Gather every line in the items below that contains the string "title", matching case exactly, and copy each one out.

-- START OF Exercise data --

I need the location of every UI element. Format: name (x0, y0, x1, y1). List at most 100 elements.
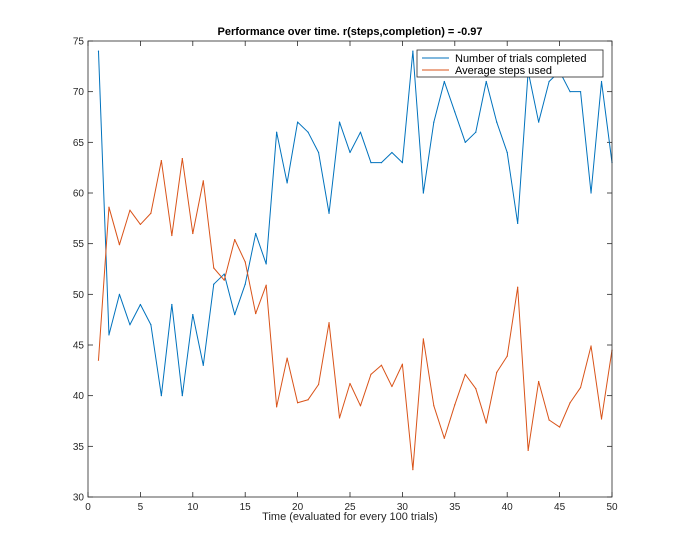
data-point (160, 159, 162, 162)
data-point (139, 303, 141, 306)
data-point (223, 273, 225, 275)
chart-title: Performance over time. r(steps,completio… (217, 26, 482, 38)
data-point (538, 380, 540, 383)
y-tick-label: 30 (73, 493, 85, 504)
data-point (328, 212, 330, 214)
data-point (422, 192, 424, 194)
data-point (527, 449, 529, 451)
series-lines (97, 50, 613, 471)
data-point (401, 363, 403, 365)
data-point (223, 279, 225, 281)
data-point (517, 222, 519, 224)
data-point (391, 151, 393, 154)
y-tick-label: 40 (73, 391, 85, 402)
data-point (276, 406, 278, 408)
data-point (380, 162, 383, 164)
data-point (265, 284, 267, 286)
data-point (317, 383, 320, 386)
data-point (297, 121, 299, 123)
x-tick-label: 0 (85, 502, 91, 513)
data-point (443, 437, 445, 439)
data-point (475, 131, 477, 133)
y-tick-label: 70 (73, 87, 85, 98)
data-point (234, 314, 236, 316)
data-point (192, 314, 194, 316)
data-point (213, 267, 215, 269)
x-axis-title: Time (evaluated for every 100 trials) (262, 511, 438, 523)
x-tick-label: 20 (292, 502, 304, 513)
data-point (171, 303, 173, 306)
legend: Number of trials completed Average steps… (416, 49, 604, 78)
data-point (338, 121, 341, 123)
data-point (338, 417, 341, 419)
data-point (139, 223, 141, 226)
series-line (97, 158, 613, 471)
data-point (150, 212, 152, 214)
data-point (129, 209, 131, 211)
data-point (97, 359, 100, 361)
data-point (349, 382, 351, 385)
y-tick-label: 55 (73, 239, 85, 250)
data-point (506, 355, 508, 357)
data-point (391, 385, 393, 388)
data-point (412, 469, 414, 471)
y-tick-label: 35 (73, 442, 85, 453)
series-line (97, 50, 613, 397)
data-point (485, 80, 487, 83)
data-point (181, 157, 183, 160)
data-point (370, 162, 372, 164)
data-point (370, 373, 372, 375)
data-point (600, 418, 603, 420)
data-point (464, 373, 466, 375)
data-point (496, 371, 498, 373)
x-tick-label: 50 (606, 502, 618, 513)
data-point (464, 141, 466, 143)
data-point (380, 364, 383, 366)
data-point (265, 263, 267, 265)
data-point (202, 364, 204, 366)
data-point (181, 395, 183, 397)
data-point (150, 324, 152, 326)
y-tick-label: 50 (73, 290, 85, 301)
data-point (590, 345, 592, 347)
legend-label-steps: Average steps used (455, 65, 552, 77)
data-point (443, 80, 445, 83)
data-point (401, 162, 403, 164)
data-point (422, 338, 424, 340)
data-point (171, 234, 173, 237)
y-tick-label: 65 (73, 138, 85, 149)
y-tick-label: 75 (73, 37, 85, 48)
data-point (317, 151, 320, 154)
data-point (255, 312, 257, 315)
y-tick-label: 45 (73, 341, 85, 352)
y-tick-label: 60 (73, 189, 85, 200)
data-point (433, 405, 435, 407)
data-point (538, 121, 540, 123)
legend-box (416, 49, 604, 78)
data-point (307, 131, 309, 133)
data-point (349, 151, 351, 154)
data-point (108, 206, 110, 208)
x-tick-label: 45 (554, 502, 566, 513)
legend-label-completed: Number of trials completed (455, 53, 586, 65)
x-tick-label: 15 (240, 502, 252, 513)
data-point (506, 151, 508, 154)
data-point (359, 131, 362, 133)
data-point (108, 334, 110, 336)
data-point (244, 283, 246, 285)
data-point (548, 80, 550, 83)
data-point (517, 286, 519, 288)
data-point (412, 50, 414, 52)
x-tick-label: 30 (397, 502, 409, 513)
data-point (579, 91, 582, 93)
data-point (160, 395, 162, 397)
x-tick-label: 5 (138, 502, 144, 513)
data-point (244, 261, 246, 263)
plot-area (88, 41, 612, 497)
data-point (118, 293, 121, 295)
series-trials-completed (97, 50, 613, 397)
data-point (454, 111, 456, 113)
data-point (496, 121, 498, 123)
x-tick-label: 40 (502, 502, 514, 513)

-- END OF Exercise data --

## [Full response]
chart-title: Performance over time. r(steps,completio… (217, 26, 482, 38)
x-axis-title: Time (evaluated for every 100 trials) (262, 511, 438, 523)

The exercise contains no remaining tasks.